Supplied material ->
════════════════════

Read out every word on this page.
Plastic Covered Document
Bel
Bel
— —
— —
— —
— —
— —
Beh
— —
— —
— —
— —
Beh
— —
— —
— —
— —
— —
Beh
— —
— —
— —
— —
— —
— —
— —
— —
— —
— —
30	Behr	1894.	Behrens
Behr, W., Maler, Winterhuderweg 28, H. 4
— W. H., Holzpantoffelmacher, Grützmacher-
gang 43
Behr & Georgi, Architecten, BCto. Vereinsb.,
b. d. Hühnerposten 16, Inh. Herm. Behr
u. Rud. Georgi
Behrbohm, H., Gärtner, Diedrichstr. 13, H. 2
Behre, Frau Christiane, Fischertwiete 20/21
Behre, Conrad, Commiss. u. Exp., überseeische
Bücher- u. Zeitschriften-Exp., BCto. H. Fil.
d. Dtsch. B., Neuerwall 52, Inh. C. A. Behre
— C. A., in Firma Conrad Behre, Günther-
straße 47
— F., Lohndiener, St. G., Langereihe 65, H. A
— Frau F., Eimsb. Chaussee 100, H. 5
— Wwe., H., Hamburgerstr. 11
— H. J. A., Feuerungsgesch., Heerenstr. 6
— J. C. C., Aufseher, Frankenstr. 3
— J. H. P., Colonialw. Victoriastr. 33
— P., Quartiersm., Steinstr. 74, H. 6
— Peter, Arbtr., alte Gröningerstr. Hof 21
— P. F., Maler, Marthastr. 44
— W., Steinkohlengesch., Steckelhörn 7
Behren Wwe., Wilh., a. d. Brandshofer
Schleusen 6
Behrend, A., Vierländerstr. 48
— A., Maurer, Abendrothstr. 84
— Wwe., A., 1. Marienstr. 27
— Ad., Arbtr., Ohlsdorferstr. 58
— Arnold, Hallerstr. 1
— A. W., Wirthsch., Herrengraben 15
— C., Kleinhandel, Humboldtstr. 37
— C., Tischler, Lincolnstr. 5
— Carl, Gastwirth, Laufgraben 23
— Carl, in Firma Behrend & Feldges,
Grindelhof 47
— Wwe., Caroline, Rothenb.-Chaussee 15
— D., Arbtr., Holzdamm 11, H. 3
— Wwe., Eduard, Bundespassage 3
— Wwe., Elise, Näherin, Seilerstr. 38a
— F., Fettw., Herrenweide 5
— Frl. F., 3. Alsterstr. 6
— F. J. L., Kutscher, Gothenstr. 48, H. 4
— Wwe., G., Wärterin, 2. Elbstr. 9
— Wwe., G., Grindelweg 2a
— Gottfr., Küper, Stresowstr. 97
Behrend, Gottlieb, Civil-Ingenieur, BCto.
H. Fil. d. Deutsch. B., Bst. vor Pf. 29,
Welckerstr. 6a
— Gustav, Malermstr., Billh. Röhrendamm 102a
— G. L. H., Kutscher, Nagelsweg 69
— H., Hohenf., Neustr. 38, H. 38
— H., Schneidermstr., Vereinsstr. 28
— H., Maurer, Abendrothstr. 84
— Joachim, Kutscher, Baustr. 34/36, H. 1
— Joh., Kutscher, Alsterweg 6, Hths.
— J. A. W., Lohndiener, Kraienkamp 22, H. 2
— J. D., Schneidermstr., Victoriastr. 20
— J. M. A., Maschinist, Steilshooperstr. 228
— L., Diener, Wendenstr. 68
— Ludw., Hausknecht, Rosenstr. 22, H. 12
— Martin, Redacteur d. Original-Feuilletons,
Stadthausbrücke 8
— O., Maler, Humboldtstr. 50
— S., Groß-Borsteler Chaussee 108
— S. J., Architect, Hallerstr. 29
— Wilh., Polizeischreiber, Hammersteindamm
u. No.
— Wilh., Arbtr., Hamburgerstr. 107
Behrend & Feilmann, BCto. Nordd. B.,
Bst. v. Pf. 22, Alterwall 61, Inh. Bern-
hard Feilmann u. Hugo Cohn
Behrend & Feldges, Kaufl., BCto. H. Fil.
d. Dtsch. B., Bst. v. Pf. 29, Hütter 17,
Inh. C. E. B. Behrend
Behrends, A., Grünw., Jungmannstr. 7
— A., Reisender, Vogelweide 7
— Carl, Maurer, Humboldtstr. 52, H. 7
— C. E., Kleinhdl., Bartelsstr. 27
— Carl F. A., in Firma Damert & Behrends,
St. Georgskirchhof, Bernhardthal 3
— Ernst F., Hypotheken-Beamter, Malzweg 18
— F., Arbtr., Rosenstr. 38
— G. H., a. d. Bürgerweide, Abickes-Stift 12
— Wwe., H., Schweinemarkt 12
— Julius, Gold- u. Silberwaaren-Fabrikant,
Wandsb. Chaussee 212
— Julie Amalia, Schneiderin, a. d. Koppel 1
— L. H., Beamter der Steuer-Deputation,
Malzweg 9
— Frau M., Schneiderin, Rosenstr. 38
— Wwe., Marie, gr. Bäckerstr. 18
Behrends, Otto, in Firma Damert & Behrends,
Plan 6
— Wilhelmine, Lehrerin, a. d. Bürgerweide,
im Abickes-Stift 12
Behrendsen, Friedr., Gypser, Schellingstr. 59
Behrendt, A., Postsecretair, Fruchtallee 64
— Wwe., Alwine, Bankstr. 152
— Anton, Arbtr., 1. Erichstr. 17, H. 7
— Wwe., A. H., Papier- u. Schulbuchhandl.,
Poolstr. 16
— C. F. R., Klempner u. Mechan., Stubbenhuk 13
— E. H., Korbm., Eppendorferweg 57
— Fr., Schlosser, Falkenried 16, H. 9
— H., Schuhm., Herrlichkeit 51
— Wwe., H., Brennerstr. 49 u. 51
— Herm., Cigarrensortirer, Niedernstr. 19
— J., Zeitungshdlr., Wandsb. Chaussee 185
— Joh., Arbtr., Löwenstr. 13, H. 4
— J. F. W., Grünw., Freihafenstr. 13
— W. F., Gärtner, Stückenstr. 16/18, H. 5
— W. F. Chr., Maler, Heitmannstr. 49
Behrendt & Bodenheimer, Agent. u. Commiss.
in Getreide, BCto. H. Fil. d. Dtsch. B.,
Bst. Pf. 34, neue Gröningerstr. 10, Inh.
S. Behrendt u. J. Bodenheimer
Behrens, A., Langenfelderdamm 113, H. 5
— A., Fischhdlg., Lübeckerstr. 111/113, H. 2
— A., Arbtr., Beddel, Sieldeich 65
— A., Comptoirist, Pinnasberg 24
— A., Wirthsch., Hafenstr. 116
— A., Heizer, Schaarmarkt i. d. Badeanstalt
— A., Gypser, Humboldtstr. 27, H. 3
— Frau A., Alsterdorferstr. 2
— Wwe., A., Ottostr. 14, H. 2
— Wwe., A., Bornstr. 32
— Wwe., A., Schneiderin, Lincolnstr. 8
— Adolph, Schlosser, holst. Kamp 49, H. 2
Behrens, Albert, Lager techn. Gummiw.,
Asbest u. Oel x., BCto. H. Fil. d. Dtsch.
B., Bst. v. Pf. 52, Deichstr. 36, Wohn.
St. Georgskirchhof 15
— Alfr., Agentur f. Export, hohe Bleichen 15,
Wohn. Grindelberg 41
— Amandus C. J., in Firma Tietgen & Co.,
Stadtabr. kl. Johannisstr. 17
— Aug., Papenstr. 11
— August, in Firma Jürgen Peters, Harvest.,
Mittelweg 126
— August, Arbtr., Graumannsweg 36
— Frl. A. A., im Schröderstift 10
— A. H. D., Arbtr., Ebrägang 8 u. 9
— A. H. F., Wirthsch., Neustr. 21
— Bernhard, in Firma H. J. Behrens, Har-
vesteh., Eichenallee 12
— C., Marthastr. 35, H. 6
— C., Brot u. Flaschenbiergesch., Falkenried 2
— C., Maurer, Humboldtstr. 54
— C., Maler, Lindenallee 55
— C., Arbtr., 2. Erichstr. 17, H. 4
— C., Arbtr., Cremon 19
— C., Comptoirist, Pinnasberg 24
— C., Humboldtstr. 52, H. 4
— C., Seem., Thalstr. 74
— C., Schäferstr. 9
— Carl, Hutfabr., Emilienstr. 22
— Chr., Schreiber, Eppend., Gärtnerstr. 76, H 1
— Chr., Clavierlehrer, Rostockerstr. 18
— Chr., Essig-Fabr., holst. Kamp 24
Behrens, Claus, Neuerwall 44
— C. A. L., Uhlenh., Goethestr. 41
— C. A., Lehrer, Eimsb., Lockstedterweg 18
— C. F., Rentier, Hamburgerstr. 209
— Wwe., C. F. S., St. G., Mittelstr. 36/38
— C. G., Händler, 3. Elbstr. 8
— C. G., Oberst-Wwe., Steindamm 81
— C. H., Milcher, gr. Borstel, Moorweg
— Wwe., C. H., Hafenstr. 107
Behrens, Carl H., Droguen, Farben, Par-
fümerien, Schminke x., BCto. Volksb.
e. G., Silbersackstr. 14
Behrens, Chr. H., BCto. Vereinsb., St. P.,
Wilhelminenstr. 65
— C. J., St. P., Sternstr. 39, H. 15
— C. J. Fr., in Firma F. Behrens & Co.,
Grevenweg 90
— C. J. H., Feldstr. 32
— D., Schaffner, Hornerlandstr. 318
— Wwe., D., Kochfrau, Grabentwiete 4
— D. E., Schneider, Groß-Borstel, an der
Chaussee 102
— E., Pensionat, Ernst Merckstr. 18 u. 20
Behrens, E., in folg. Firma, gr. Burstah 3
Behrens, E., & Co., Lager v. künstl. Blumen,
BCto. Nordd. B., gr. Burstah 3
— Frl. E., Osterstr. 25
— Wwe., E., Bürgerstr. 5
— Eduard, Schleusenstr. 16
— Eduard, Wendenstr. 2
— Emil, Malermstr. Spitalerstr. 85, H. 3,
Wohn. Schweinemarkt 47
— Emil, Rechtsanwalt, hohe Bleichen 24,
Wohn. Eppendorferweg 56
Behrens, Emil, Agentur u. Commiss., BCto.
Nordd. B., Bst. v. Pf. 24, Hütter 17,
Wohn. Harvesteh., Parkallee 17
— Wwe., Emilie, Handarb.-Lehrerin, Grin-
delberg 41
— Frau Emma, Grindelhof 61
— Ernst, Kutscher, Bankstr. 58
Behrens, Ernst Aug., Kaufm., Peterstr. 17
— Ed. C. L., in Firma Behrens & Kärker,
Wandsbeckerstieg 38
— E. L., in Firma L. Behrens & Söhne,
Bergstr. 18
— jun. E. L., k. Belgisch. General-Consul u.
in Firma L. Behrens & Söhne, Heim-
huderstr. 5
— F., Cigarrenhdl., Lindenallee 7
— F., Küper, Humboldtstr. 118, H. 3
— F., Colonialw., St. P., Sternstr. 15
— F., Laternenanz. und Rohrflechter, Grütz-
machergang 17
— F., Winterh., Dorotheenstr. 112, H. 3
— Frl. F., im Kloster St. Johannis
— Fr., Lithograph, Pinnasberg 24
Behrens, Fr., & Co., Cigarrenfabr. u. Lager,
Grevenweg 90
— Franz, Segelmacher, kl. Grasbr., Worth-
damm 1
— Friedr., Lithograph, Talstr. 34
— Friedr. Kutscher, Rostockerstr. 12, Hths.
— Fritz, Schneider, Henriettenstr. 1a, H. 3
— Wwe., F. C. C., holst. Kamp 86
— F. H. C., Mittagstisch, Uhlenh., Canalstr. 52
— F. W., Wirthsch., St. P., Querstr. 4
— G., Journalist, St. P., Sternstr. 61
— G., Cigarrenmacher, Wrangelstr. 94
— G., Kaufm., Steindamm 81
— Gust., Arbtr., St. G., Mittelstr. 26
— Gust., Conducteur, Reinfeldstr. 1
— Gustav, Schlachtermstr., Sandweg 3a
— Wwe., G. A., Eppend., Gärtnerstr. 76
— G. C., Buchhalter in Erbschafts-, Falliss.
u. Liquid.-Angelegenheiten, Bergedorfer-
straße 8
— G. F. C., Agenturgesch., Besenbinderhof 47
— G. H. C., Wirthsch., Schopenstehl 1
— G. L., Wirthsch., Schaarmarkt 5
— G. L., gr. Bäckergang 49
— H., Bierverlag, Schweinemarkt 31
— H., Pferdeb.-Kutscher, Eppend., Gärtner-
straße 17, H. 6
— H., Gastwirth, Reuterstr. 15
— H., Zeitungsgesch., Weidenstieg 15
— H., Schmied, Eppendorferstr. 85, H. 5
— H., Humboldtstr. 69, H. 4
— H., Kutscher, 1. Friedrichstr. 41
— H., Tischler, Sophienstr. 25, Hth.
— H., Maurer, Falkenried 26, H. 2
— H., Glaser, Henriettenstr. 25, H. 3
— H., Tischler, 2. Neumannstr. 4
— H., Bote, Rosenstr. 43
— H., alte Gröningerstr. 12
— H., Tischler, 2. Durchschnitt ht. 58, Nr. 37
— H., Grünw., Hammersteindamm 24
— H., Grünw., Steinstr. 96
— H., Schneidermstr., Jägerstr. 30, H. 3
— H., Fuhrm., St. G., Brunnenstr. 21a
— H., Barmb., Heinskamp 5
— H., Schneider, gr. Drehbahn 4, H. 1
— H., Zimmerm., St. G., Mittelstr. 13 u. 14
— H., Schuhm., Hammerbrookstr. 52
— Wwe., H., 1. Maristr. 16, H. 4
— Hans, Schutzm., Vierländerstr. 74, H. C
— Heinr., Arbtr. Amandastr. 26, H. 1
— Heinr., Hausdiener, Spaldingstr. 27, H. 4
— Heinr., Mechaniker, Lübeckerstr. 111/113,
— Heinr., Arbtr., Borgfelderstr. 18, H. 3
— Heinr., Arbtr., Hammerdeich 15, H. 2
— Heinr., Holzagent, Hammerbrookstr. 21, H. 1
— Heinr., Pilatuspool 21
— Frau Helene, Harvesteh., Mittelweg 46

════════════════════

What you should do -> Take every line containing the word "BCto" and copy it.

Exercise answer ->
Behr & Georgi, Architecten, BCto. Vereinsb.,
Bücher- u. Zeitschriften-Exp., BCto. H. Fil.
Behrend, Gottlieb, Civil-Ingenieur, BCto.
Behrend & Feilmann, BCto. Nordd. B.,
Behrend & Feldges, Kaufl., BCto. H. Fil.
in Getreide, BCto. H. Fil. d. Dtsch. B.,
Asbest u. Oel x., BCto. H. Fil. d. Dtsch.
fümerien, Schminke x., BCto. Volksb.
Behrens, Chr. H., BCto. Vereinsb., St. P.,
BCto. Nordd. B., gr. Burstah 3
Behrens, Emil, Agentur u. Commiss., BCto.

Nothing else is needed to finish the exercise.